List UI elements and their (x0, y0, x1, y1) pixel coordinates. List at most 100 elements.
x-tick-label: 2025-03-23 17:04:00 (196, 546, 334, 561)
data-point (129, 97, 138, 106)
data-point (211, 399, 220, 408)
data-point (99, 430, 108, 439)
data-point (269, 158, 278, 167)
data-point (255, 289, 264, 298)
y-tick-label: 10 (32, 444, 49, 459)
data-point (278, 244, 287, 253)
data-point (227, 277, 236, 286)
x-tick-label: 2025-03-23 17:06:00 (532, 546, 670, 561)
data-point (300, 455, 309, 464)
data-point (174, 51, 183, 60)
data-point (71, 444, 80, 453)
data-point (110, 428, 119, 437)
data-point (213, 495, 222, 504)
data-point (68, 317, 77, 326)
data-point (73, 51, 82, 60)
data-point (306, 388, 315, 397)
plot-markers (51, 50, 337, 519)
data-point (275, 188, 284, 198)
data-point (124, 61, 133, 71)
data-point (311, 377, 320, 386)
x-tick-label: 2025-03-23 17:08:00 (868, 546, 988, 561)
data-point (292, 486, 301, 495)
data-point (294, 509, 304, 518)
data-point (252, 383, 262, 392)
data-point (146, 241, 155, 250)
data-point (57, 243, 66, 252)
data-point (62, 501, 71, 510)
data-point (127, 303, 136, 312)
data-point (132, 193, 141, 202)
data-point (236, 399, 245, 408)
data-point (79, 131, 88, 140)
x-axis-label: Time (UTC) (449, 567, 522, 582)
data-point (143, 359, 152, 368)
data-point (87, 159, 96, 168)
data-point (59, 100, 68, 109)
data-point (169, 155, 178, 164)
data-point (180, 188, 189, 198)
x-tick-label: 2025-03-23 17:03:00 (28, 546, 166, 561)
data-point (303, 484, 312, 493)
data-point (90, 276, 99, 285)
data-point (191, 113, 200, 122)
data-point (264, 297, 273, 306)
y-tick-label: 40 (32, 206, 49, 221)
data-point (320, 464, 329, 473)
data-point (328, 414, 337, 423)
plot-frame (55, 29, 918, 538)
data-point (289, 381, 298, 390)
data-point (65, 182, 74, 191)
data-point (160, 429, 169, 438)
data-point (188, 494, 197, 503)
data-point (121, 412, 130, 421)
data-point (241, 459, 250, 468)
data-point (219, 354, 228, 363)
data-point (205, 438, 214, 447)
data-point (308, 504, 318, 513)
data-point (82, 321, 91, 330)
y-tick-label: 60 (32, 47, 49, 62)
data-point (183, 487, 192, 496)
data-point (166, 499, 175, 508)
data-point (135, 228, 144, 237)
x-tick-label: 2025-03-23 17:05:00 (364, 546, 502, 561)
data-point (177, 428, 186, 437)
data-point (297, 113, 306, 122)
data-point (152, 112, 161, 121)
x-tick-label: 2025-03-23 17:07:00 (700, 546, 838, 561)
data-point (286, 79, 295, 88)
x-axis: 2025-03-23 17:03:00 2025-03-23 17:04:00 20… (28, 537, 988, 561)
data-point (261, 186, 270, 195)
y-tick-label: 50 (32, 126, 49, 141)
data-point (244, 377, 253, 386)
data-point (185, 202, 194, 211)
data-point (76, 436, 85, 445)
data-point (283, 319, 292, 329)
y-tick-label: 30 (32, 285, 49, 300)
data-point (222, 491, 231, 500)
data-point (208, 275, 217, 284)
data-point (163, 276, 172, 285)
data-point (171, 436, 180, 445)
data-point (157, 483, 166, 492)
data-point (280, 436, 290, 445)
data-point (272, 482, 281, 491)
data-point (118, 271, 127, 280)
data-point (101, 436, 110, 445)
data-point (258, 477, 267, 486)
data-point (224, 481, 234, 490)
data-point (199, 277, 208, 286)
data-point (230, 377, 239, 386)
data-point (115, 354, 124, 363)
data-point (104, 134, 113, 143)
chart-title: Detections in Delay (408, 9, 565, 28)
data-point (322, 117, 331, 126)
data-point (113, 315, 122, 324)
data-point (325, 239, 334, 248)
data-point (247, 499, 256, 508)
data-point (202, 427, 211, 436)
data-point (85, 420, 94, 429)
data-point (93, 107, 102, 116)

_Problem_
Pick out each line of the listing above that contains the string "axis", matching case exactly, and copy those lines.

_Task answer_
x-axis-label: Time (UTC) (449, 567, 522, 582)
x-axis: 2025-03-23 17:03:00 2025-03-23 17:04:00 20… (28, 537, 988, 561)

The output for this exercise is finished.